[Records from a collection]
....................
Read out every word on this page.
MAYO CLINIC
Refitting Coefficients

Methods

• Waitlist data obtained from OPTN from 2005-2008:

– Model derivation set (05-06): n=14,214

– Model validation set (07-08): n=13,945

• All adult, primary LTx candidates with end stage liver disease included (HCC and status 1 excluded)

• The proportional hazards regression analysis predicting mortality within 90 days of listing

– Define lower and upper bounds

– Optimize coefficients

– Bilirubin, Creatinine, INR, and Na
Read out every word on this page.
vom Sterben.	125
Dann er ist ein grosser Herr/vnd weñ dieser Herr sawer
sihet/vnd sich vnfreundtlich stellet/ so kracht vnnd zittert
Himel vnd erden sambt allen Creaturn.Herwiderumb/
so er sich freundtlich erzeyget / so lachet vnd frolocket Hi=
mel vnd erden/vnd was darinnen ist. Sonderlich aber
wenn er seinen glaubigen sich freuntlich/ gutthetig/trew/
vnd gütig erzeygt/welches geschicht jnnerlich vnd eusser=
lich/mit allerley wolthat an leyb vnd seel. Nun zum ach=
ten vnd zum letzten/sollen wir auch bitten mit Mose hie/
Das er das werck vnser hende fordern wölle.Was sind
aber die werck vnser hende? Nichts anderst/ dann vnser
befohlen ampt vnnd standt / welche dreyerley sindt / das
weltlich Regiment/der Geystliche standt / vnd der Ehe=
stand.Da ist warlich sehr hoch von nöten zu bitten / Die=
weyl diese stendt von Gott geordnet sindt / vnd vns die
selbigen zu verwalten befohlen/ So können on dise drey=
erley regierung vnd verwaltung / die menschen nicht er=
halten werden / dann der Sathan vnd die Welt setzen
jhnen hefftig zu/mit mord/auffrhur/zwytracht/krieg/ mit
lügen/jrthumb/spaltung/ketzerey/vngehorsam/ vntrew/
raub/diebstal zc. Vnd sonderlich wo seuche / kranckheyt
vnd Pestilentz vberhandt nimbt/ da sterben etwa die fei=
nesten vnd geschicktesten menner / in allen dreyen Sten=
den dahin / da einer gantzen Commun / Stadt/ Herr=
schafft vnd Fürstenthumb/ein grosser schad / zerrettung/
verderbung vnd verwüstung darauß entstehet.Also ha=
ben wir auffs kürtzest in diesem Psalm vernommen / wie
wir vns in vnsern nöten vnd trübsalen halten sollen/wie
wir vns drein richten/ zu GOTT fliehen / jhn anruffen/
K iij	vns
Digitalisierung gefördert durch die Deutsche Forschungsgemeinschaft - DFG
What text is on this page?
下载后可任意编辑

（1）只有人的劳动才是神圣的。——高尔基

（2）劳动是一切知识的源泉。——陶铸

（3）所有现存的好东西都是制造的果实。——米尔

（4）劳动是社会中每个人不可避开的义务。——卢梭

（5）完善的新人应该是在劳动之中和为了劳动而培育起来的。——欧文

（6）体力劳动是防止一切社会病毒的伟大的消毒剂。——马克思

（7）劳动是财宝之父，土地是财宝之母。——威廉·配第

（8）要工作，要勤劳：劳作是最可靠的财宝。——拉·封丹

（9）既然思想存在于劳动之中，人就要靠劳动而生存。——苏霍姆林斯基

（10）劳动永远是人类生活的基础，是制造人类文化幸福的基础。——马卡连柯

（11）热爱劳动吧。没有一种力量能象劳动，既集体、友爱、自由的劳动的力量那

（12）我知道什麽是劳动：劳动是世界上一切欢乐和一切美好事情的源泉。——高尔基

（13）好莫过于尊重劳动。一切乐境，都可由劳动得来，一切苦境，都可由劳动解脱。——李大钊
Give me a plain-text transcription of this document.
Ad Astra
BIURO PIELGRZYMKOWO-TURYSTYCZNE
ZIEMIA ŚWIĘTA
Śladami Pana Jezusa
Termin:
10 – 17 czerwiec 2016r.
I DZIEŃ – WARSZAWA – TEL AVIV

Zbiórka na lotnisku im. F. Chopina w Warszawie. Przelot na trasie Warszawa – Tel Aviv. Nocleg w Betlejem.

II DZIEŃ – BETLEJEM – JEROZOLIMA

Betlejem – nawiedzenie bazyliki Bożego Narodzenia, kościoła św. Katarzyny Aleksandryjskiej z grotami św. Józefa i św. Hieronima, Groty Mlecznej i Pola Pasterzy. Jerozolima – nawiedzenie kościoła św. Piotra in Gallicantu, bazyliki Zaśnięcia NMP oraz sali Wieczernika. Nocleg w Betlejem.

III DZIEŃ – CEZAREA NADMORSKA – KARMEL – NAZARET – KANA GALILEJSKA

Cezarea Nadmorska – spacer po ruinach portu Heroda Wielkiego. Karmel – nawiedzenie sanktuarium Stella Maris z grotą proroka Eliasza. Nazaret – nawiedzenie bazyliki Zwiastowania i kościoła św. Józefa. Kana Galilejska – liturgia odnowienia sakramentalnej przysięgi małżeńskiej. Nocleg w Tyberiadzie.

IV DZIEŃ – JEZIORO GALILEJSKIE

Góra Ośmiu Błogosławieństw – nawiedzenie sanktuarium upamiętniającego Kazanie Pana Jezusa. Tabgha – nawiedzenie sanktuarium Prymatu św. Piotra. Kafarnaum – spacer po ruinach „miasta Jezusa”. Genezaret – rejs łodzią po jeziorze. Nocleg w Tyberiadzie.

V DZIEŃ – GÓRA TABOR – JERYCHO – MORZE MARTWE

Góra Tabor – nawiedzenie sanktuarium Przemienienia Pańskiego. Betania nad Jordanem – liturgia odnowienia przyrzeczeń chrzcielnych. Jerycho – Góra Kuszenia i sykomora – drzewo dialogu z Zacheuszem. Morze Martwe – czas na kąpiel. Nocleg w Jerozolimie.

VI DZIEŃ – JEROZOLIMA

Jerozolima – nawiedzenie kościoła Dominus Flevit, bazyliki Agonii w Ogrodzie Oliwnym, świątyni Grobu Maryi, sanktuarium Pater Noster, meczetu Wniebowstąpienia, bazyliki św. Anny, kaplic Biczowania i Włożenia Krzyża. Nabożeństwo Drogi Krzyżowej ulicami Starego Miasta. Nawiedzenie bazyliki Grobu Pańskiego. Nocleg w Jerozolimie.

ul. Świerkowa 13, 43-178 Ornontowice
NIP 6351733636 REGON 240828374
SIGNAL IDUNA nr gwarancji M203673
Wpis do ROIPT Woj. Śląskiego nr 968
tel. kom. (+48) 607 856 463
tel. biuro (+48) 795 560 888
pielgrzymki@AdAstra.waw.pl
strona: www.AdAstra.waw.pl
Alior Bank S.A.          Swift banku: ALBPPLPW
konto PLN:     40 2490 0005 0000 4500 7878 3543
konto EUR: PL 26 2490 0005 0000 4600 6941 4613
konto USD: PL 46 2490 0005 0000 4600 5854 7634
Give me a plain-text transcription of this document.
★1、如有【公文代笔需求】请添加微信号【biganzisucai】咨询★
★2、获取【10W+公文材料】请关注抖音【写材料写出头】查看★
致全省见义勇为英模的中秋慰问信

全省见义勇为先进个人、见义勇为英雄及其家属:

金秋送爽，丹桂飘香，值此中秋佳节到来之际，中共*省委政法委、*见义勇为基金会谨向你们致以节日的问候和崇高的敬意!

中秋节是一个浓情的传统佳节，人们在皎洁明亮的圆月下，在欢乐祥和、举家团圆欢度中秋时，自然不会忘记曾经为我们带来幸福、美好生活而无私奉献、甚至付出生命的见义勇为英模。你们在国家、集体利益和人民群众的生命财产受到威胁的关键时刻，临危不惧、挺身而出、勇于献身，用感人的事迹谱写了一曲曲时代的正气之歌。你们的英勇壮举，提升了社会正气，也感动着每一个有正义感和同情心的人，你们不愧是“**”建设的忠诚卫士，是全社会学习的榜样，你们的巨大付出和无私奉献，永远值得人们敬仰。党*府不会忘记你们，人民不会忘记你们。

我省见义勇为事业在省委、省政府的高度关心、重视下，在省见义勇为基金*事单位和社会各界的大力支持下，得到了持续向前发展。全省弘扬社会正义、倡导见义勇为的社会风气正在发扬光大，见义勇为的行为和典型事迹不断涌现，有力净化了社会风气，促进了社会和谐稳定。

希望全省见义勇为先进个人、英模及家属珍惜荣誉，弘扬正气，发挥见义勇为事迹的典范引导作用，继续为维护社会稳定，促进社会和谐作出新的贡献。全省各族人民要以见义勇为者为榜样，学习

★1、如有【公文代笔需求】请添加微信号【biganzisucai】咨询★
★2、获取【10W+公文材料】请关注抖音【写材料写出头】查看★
....................
◆ Given request: Extract every line containing the string "Herr" from the data above.

◆ The output:
Dann er ist ein grosser Herr/vnd weñ dieser Herr sawer
den dahin / da einer gantzen Commun / Stadt/ Herr=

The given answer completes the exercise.